*Information supplied*
· · · ·

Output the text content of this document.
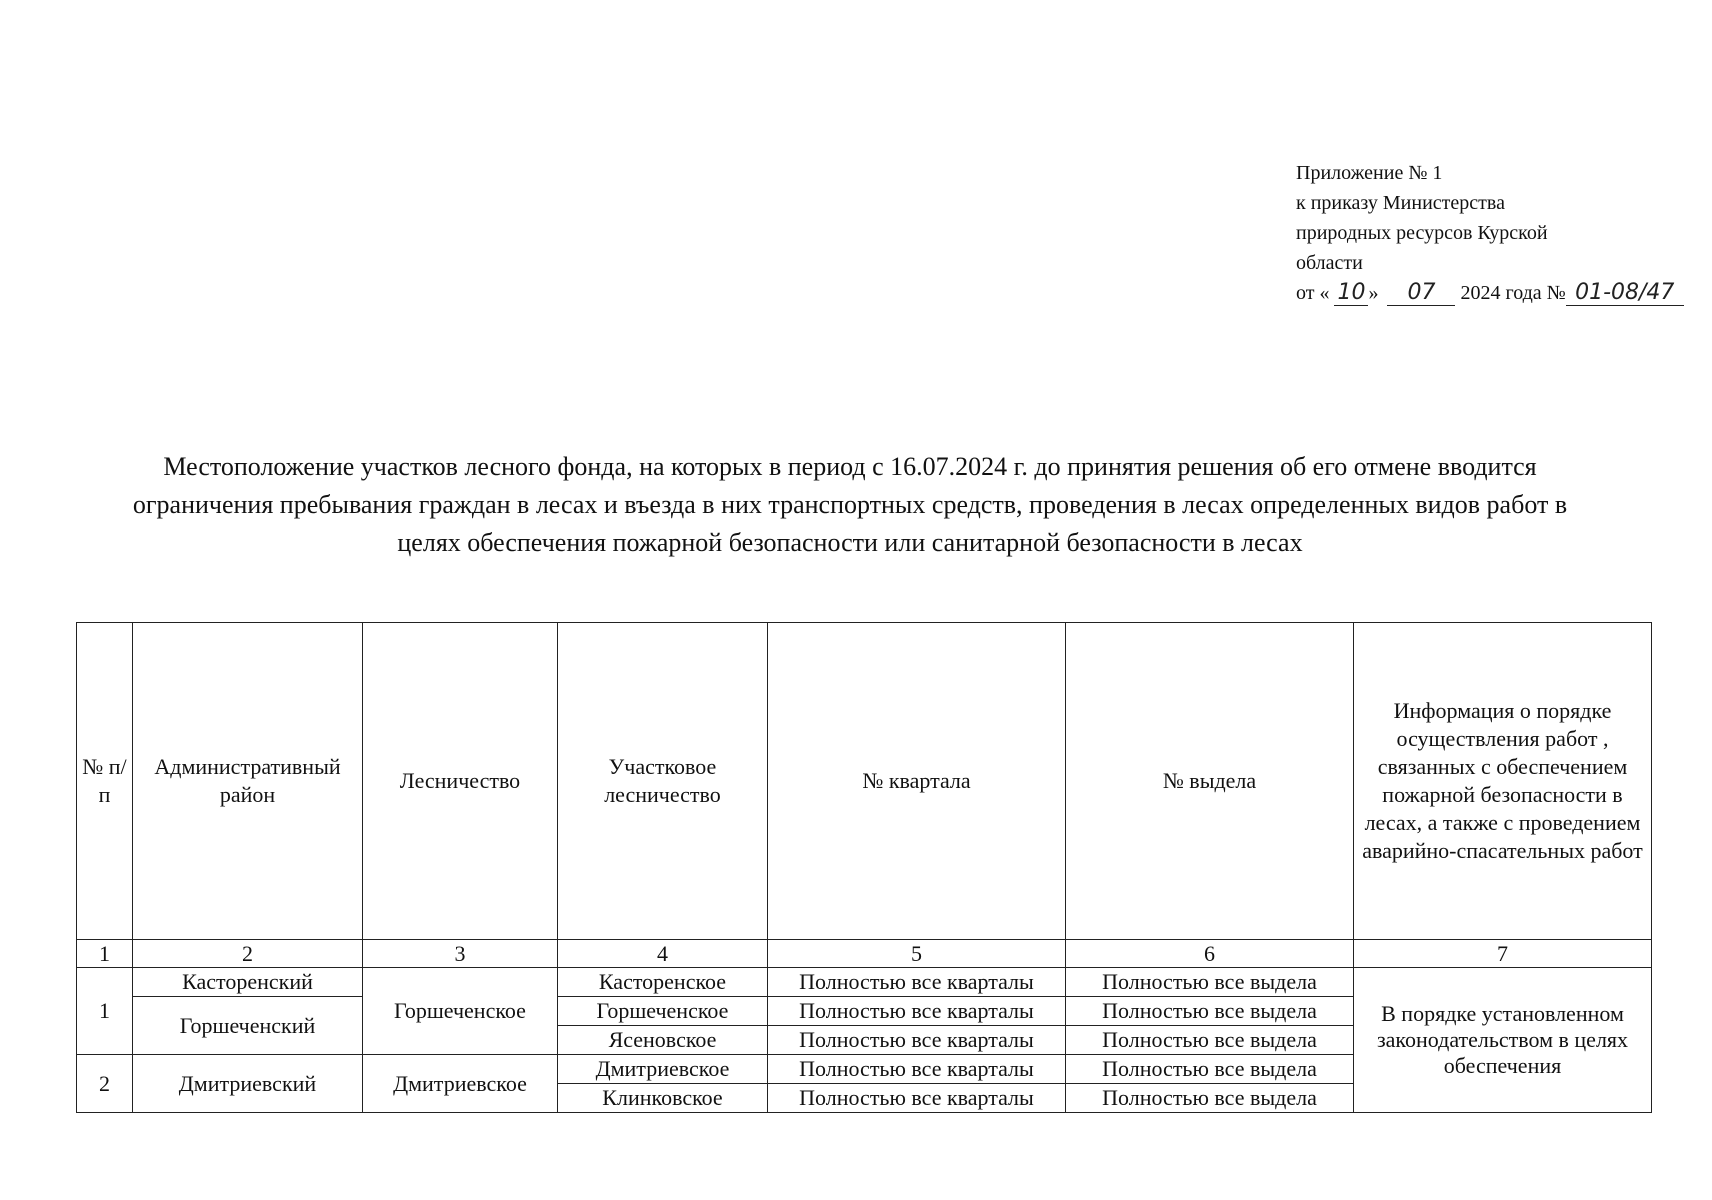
Приложение № 1
к приказу Министерства
природных ресурсов Курской
области
от « 10 » 07 2024 года № 01-08/47
Местоположение участков лесного фонда, на которых в период с 16.07.2024 г. до принятия решения об его отмене вводится ограничения пребывания граждан в лесах и въезда в них транспортных средств, проведения в лесах определенных видов работ в целях обеспечения пожарной безопасности или санитарной безопасности в лесах
№ п/п	Административный район	Лесничество	Участковое лесничество	№ квартала	№ выдела	Информация о порядке осуществления работ , связанных с обеспечением пожарной безопасности в лесах, а также с проведением аварийно-спасательных работ
1	2	3	4	5	6	7
1	Касторенский	Горшеченское	Касторенское	Полностью все кварталы	Полностью все выдела	В порядке установленном законодательством в целях обеспечения
	Горшеченский		Горшеченское	Полностью все кварталы	Полностью все выдела	
			Ясеновское	Полностью все кварталы	Полностью все выдела	
2	Дмитриевский	Дмитриевское	Дмитриевское	Полностью все кварталы	Полностью все выдела	
			Клинковское	Полностью все кварталы	Полностью все выдела	
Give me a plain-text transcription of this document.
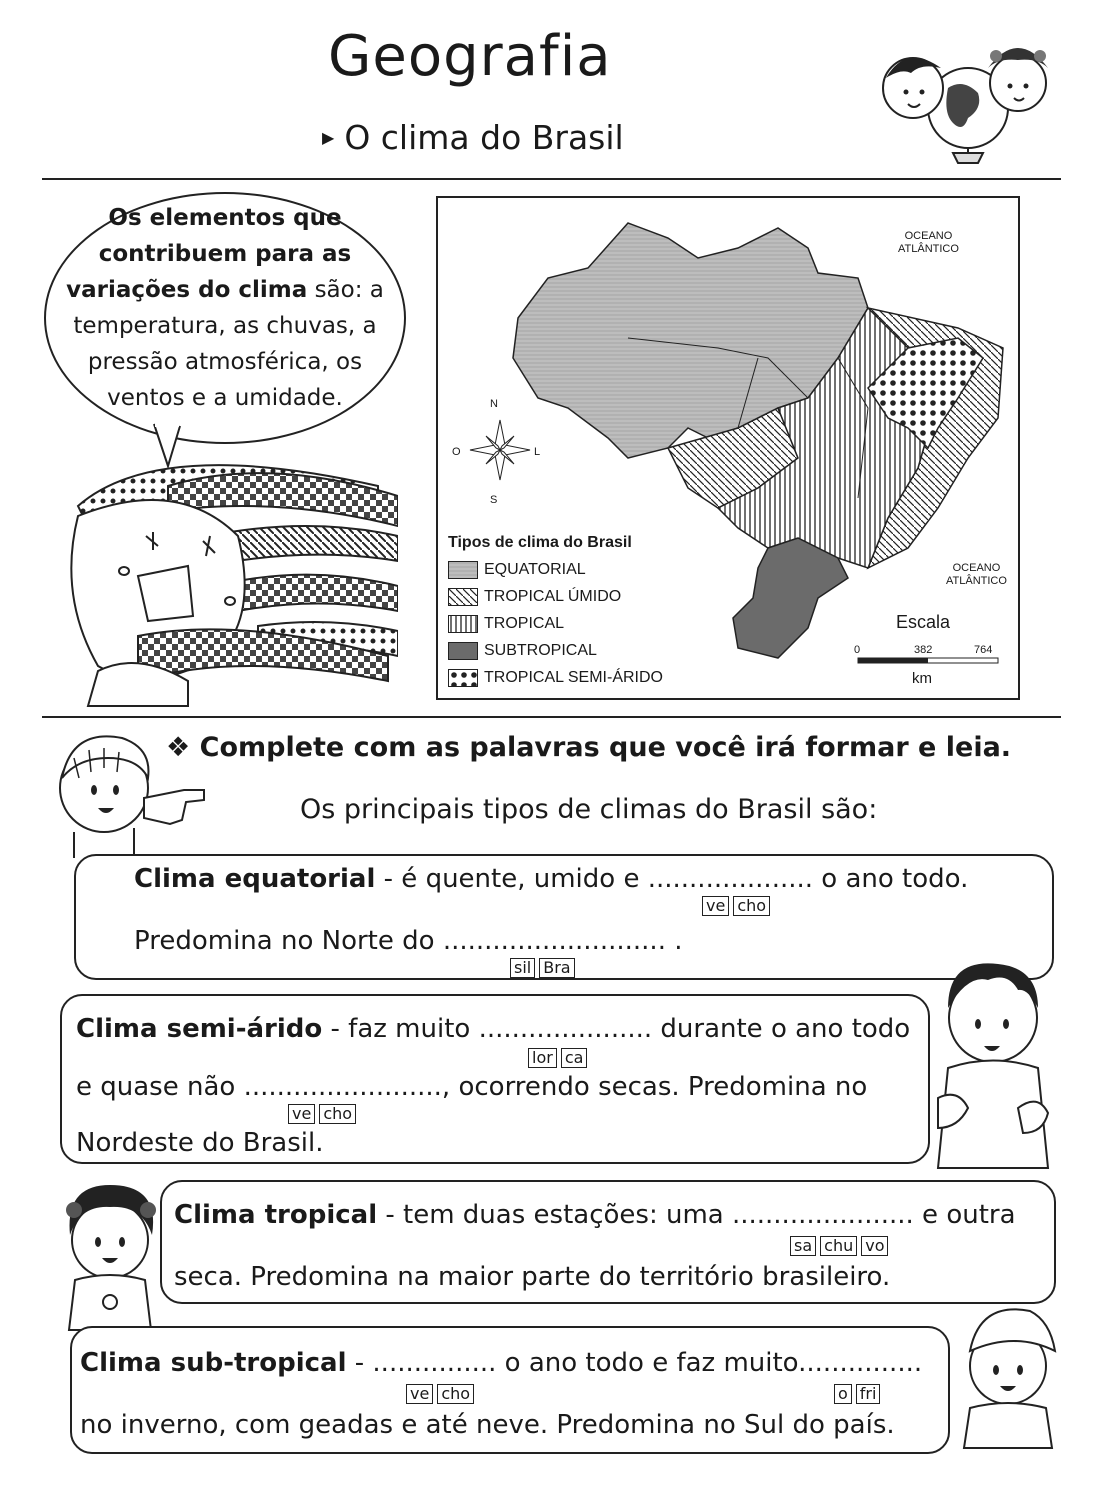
Geografia
▶ O clima do Brasil
Os elementos que contribuem para as variações do clima são: a temperatura, as chuvas, a pressão atmosférica, os ventos e a umidade.	N
S
O	L
OCEANO
ATLÂNTICO
OCEANO
ATLÂNTICO
Tipos de clima do Brasil
EQUATORIAL
TROPICAL ÚMIDO
TROPICAL
SUBTROPICAL
TROPICAL SEMI-ÁRIDO
Escala
0	382	764
km
❖ Complete com as palavras que você irá formar e leia.
Os principais tipos de climas do Brasil são:
Clima equatorial - é quente, umido e .................... o ano todo.
ve cho
Predomina no Norte do ........................... .
sil Bra
Clima semi-árido - faz muito ..................... durante o ano todo
lor ca
e quase não ........................, ocorrendo secas. Predomina no
ve cho
Nordeste do Brasil.
Clima tropical - tem duas estações: uma ...................... e outra
sa chu vo
seca. Predomina na maior parte do território brasileiro.
Clima sub-tropical - ............... o ano todo e faz muito...............
ve cho	o fri
no inverno, com geadas e até neve. Predomina no Sul do país.
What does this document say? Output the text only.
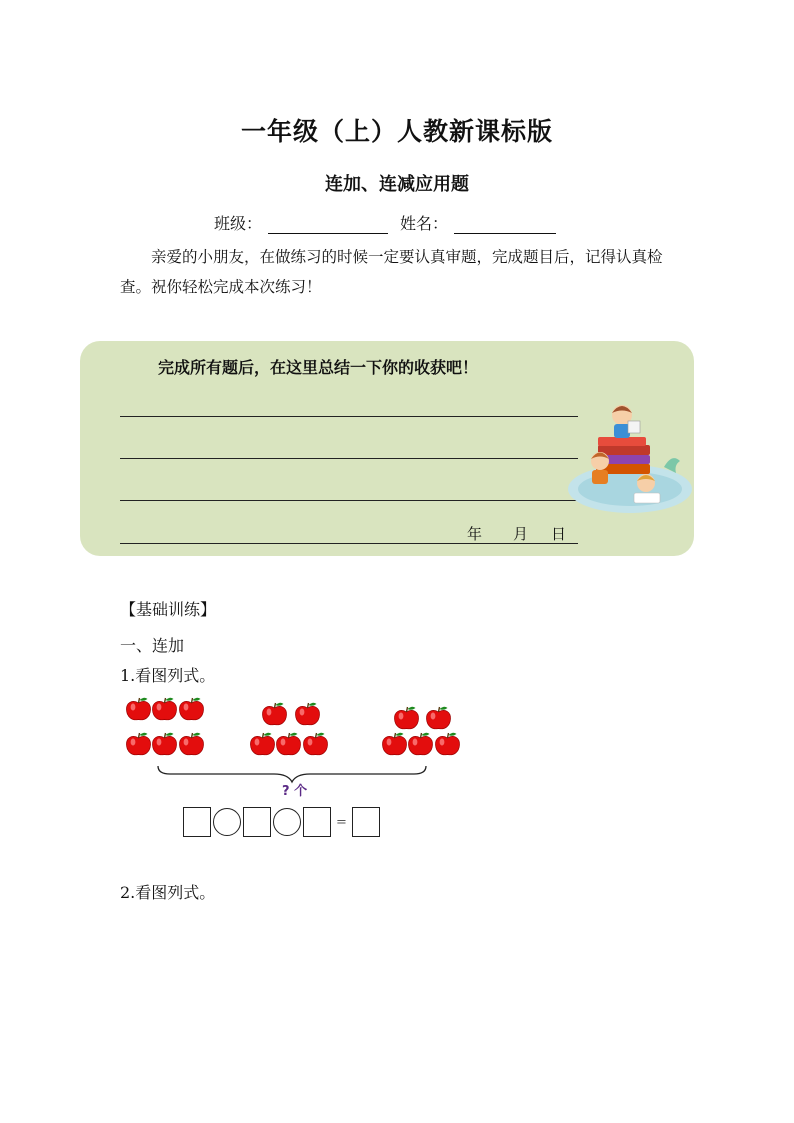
一年级（上）人教新课标版
连加、连减应用题
班级：	姓名：
亲爱的小朋友，在做练习的时候一定要认真审题，完成题目后，记得认真检
查。祝你轻松完成本次练习！
完成所有题后，在这里总结一下你的收获吧！
年 月 日
【基础训练】
一、连加
1.看图列式。
? 个
=
2.看图列式。
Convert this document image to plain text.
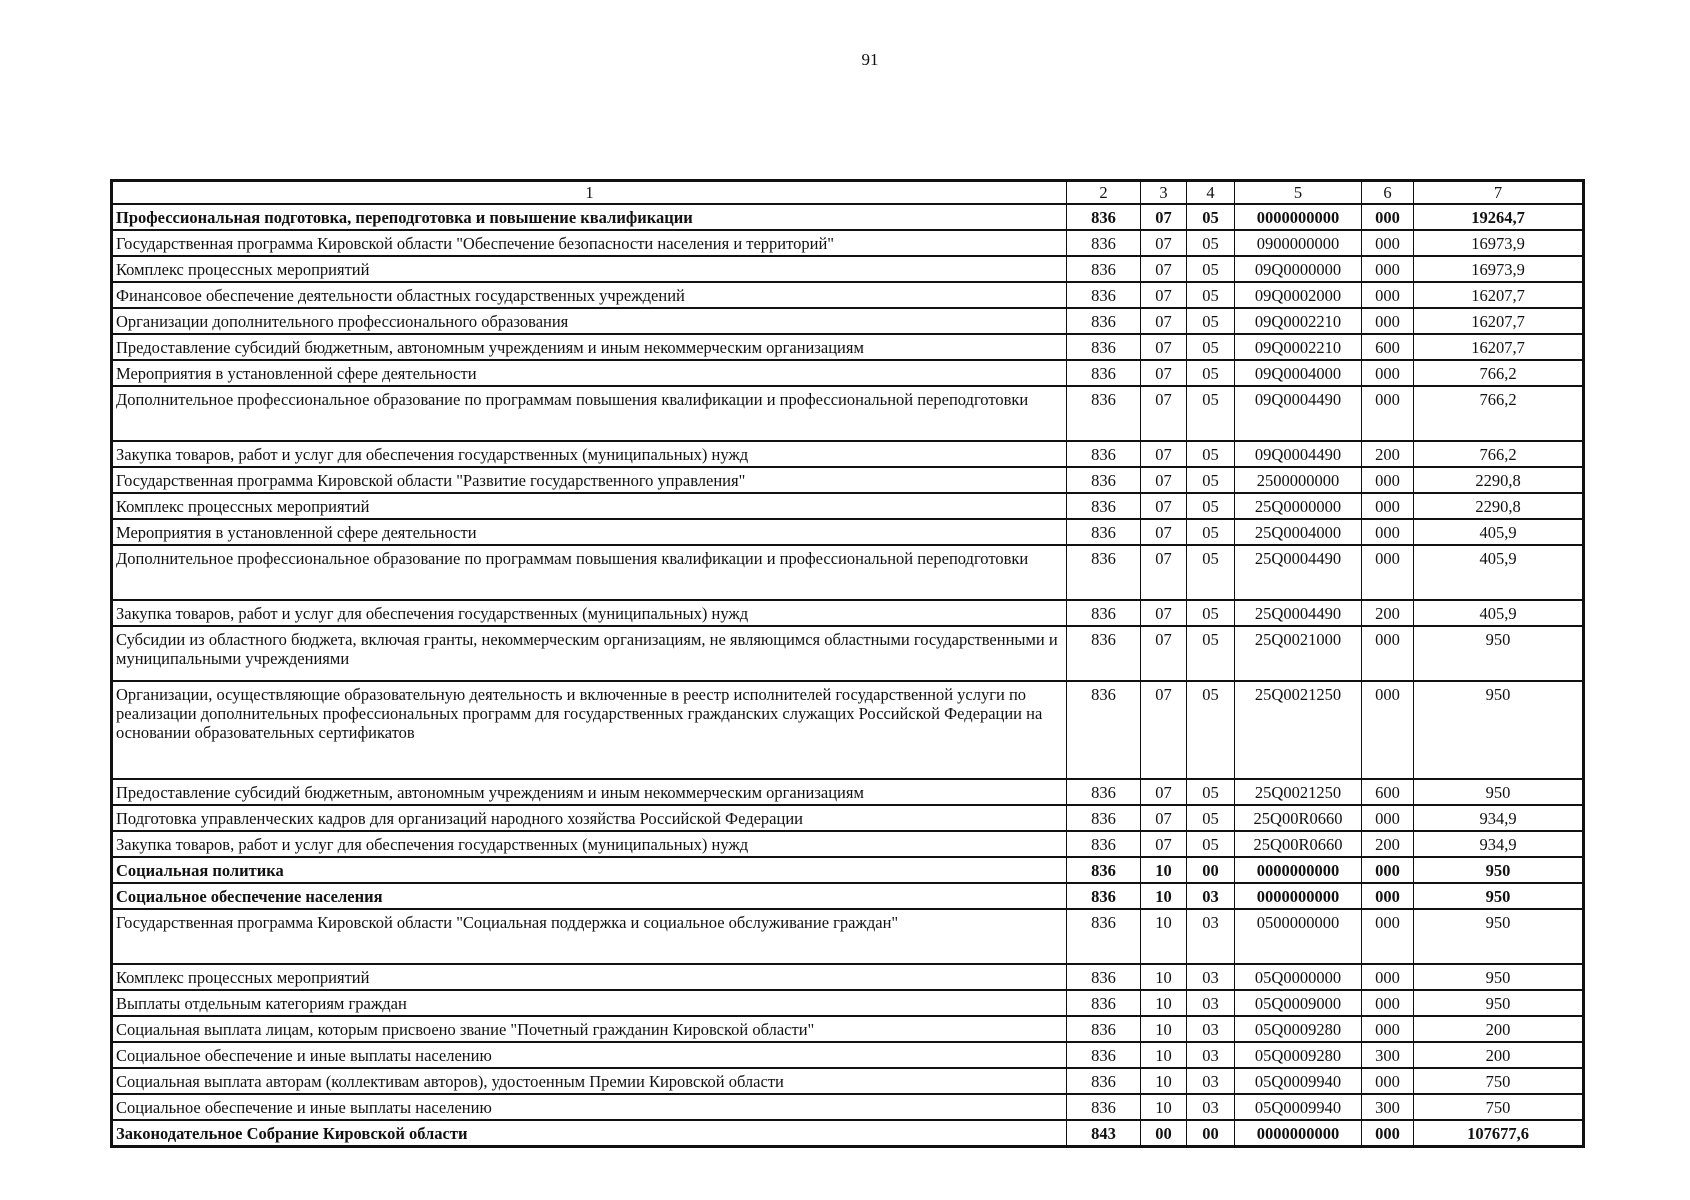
91
1	2	3	4	5	6	7
Профессиональная подготовка, переподготовка и повышение квалификации	836	07	05	0000000000	000	19264,7
Государственная программа Кировской области "Обеспечение безопасности населения и территорий"	836	07	05	0900000000	000	16973,9
Комплекс процессных мероприятий	836	07	05	09Q0000000	000	16973,9
Финансовое обеспечение деятельности областных государственных учреждений	836	07	05	09Q0002000	000	16207,7
Организации дополнительного профессионального образования	836	07	05	09Q0002210	000	16207,7
Предоставление субсидий бюджетным, автономным учреждениям и иным некоммерческим организациям	836	07	05	09Q0002210	600	16207,7
Мероприятия в установленной сфере деятельности	836	07	05	09Q0004000	000	766,2
Дополнительное профессиональное образование по программам повышения квалификации и профессиональной переподготовки	836	07	05	09Q0004490	000	766,2
Закупка товаров, работ и услуг для обеспечения государственных (муниципальных) нужд	836	07	05	09Q0004490	200	766,2
Государственная программа Кировской области "Развитие государственного управления"	836	07	05	2500000000	000	2290,8
Комплекс процессных мероприятий	836	07	05	25Q0000000	000	2290,8
Мероприятия в установленной сфере деятельности	836	07	05	25Q0004000	000	405,9
Дополнительное профессиональное образование по программам повышения квалификации и профессиональной переподготовки	836	07	05	25Q0004490	000	405,9
Закупка товаров, работ и услуг для обеспечения государственных (муниципальных) нужд	836	07	05	25Q0004490	200	405,9
Субсидии из областного бюджета, включая гранты, некоммерческим организациям, не являющимся областными государственными и муниципальными учреждениями	836	07	05	25Q0021000	000	950
Организации, осуществляющие образовательную деятельность и включенные в реестр исполнителей государственной услуги по реализации дополнительных профессиональных программ для государственных гражданских служащих Российской Федерации на основании образовательных сертификатов	836	07	05	25Q0021250	000	950
Предоставление субсидий бюджетным, автономным учреждениям и иным некоммерческим организациям	836	07	05	25Q0021250	600	950
Подготовка управленческих кадров для организаций народного хозяйства Российской Федерации	836	07	05	25Q00R0660	000	934,9
Закупка товаров, работ и услуг для обеспечения государственных (муниципальных) нужд	836	07	05	25Q00R0660	200	934,9
Социальная политика	836	10	00	0000000000	000	950
Социальное обеспечение населения	836	10	03	0000000000	000	950
Государственная программа Кировской области "Социальная поддержка и социальное обслуживание граждан"	836	10	03	0500000000	000	950
Комплекс процессных мероприятий	836	10	03	05Q0000000	000	950
Выплаты отдельным категориям граждан	836	10	03	05Q0009000	000	950
Социальная выплата лицам, которым присвоено звание "Почетный гражданин Кировской области"	836	10	03	05Q0009280	000	200
Социальное обеспечение и иные выплаты населению	836	10	03	05Q0009280	300	200
Социальная выплата авторам (коллективам авторов), удостоенным Премии Кировской области	836	10	03	05Q0009940	000	750
Социальное обеспечение и иные выплаты населению	836	10	03	05Q0009940	300	750
Законодательное Собрание Кировской области	843	00	00	0000000000	000	107677,6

· · · ·

*Your task*
List the lines that contain the word "Федерации".

*Complete response*
Организации, осуществляющие образовательную деятельность и включенные в реестр исполнителей государственной услуги по реализации дополнительных профессиональных программ для государственных гражданских служащих Российской Федерации на основании образовательных сертификатов	836	07	05	25Q0021250	000	950
Подготовка управленческих кадров для организаций народного хозяйства Российской Федерации	836	07	05	25Q00R0660	000	934,9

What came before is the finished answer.